**Written task**
Please print the full listing exactly.

**Listed entries**
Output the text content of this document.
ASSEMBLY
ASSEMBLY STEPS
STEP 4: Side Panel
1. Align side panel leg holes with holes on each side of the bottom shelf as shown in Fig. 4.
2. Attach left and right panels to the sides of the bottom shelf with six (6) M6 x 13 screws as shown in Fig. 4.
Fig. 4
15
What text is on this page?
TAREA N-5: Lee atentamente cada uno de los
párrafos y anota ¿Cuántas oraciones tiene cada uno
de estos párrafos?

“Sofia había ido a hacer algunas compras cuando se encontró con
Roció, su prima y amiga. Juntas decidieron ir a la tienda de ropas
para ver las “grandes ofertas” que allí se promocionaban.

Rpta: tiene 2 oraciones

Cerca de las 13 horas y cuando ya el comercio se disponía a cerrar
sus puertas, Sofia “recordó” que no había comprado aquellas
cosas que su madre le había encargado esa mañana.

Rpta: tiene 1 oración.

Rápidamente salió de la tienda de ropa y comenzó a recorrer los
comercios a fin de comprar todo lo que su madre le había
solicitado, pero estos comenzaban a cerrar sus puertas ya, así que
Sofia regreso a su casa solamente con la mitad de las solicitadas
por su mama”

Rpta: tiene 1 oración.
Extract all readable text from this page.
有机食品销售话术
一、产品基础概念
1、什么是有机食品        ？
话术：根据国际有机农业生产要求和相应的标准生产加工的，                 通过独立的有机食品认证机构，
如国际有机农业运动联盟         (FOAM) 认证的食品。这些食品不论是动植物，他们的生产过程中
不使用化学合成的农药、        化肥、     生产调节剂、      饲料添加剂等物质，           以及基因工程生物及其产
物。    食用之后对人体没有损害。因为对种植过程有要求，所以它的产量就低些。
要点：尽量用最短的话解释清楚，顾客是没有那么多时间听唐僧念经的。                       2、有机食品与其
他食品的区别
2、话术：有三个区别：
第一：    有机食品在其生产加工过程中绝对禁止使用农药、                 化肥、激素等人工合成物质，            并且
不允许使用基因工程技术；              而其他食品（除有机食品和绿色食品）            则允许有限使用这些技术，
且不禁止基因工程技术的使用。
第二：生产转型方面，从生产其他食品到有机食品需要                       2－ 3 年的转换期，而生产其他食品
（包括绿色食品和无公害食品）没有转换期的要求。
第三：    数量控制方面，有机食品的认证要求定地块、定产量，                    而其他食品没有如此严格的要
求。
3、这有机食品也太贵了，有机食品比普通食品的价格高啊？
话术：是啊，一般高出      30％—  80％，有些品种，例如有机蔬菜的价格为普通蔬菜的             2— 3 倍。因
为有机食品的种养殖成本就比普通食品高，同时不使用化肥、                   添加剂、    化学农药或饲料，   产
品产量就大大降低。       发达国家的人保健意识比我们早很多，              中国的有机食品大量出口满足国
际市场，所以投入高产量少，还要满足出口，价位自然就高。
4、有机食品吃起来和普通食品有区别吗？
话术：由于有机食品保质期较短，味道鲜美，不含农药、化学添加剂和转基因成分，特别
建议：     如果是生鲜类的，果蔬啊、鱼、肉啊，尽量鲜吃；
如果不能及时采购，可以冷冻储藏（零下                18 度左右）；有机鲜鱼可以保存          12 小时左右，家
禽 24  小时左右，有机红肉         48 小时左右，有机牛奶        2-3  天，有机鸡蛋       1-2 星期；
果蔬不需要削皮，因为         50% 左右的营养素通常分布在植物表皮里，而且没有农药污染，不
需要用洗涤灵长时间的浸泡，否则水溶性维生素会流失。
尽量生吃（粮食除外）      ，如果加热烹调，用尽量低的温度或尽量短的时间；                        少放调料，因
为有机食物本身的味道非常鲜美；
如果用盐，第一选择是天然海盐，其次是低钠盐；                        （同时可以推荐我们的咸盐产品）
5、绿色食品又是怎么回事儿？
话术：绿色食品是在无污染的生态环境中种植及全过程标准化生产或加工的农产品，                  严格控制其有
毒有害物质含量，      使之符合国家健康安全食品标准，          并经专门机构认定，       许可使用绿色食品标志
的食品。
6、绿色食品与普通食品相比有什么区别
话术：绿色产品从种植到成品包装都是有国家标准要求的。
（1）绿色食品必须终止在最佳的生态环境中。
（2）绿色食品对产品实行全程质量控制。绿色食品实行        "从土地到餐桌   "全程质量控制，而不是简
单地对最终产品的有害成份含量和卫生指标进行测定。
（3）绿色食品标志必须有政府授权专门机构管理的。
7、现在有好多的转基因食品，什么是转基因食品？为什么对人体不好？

**Output of the exercise**
Output the text content of this document.
ASSEMBLY
ASSEMBLY STEPS
STEP 4: Side Panel
1. Align side panel leg holes with holes on each side of the bottom shelf as shown in Fig. 4.
2. Attach left and right panels to the sides of the bottom shelf with six (6) M6 x 13 screws as shown in Fig. 4.
Fig. 4
15
What text is on this page?
TAREA N-5: Lee atentamente cada uno de los
párrafos y anota ¿Cuántas oraciones tiene cada uno
de estos párrafos?

“Sofia había ido a hacer algunas compras cuando se encontró con
Roció, su prima y amiga. Juntas decidieron ir a la tienda de ropas
para ver las “grandes ofertas” que allí se promocionaban.

Rpta: tiene 2 oraciones

Cerca de las 13 horas y cuando ya el comercio se disponía a cerrar
sus puertas, Sofia “recordó” que no había comprado aquellas
cosas que su madre le había encargado esa mañana.

Rpta: tiene 1 oración.

Rápidamente salió de la tienda de ropa y comenzó a recorrer los
comercios a fin de comprar todo lo que su madre le había
solicitado, pero estos comenzaban a cerrar sus puertas ya, así que
Sofia regreso a su casa solamente con la mitad de las solicitadas
por su mama”

Rpta: tiene 1 oración.
Extract all readable text from this page.
有机食品销售话术
一、产品基础概念
1、什么是有机食品        ？
话术：根据国际有机农业生产要求和相应的标准生产加工的，                 通过独立的有机食品认证机构，
如国际有机农业运动联盟         (FOAM) 认证的食品。这些食品不论是动植物，他们的生产过程中
不使用化学合成的农药、        化肥、     生产调节剂、      饲料添加剂等物质，           以及基因工程生物及其产
物。    食用之后对人体没有损害。因为对种植过程有要求，所以它的产量就低些。
要点：尽量用最短的话解释清楚，顾客是没有那么多时间听唐僧念经的。                       2、有机食品与其
他食品的区别
2、话术：有三个区别：
第一：    有机食品在其生产加工过程中绝对禁止使用农药、                 化肥、激素等人工合成物质，            并且
不允许使用基因工程技术；              而其他食品（除有机食品和绿色食品）            则允许有限使用这些技术，
且不禁止基因工程技术的使用。
第二：生产转型方面，从生产其他食品到有机食品需要                       2－ 3 年的转换期，而生产其他食品
（包括绿色食品和无公害食品）没有转换期的要求。
第三：    数量控制方面，有机食品的认证要求定地块、定产量，                    而其他食品没有如此严格的要
求。
3、这有机食品也太贵了，有机食品比普通食品的价格高啊？
话术：是啊，一般高出      30％—  80％，有些品种，例如有机蔬菜的价格为普通蔬菜的             2— 3 倍。因
为有机食品的种养殖成本就比普通食品高，同时不使用化肥、                   添加剂、    化学农药或饲料，   产
品产量就大大降低。       发达国家的人保健意识比我们早很多，              中国的有机食品大量出口满足国
际市场，所以投入高产量少，还要满足出口，价位自然就高。
4、有机食品吃起来和普通食品有区别吗？
话术：由于有机食品保质期较短，味道鲜美，不含农药、化学添加剂和转基因成分，特别
建议：     如果是生鲜类的，果蔬啊、鱼、肉啊，尽量鲜吃；
如果不能及时采购，可以冷冻储藏（零下                18 度左右）；有机鲜鱼可以保存          12 小时左右，家
禽 24  小时左右，有机红肉         48 小时左右，有机牛奶        2-3  天，有机鸡蛋       1-2 星期；
果蔬不需要削皮，因为         50% 左右的营养素通常分布在植物表皮里，而且没有农药污染，不
需要用洗涤灵长时间的浸泡，否则水溶性维生素会流失。
尽量生吃（粮食除外）      ，如果加热烹调，用尽量低的温度或尽量短的时间；                        少放调料，因
为有机食物本身的味道非常鲜美；
如果用盐，第一选择是天然海盐，其次是低钠盐；                        （同时可以推荐我们的咸盐产品）
5、绿色食品又是怎么回事儿？
话术：绿色食品是在无污染的生态环境中种植及全过程标准化生产或加工的农产品，                  严格控制其有
毒有害物质含量，      使之符合国家健康安全食品标准，          并经专门机构认定，       许可使用绿色食品标志
的食品。
6、绿色食品与普通食品相比有什么区别
话术：绿色产品从种植到成品包装都是有国家标准要求的。
（1）绿色食品必须终止在最佳的生态环境中。
（2）绿色食品对产品实行全程质量控制。绿色食品实行        "从土地到餐桌   "全程质量控制，而不是简
单地对最终产品的有害成份含量和卫生指标进行测定。
（3）绿色食品标志必须有政府授权专门机构管理的。
7、现在有好多的转基因食品，什么是转基因食品？为什么对人体不好？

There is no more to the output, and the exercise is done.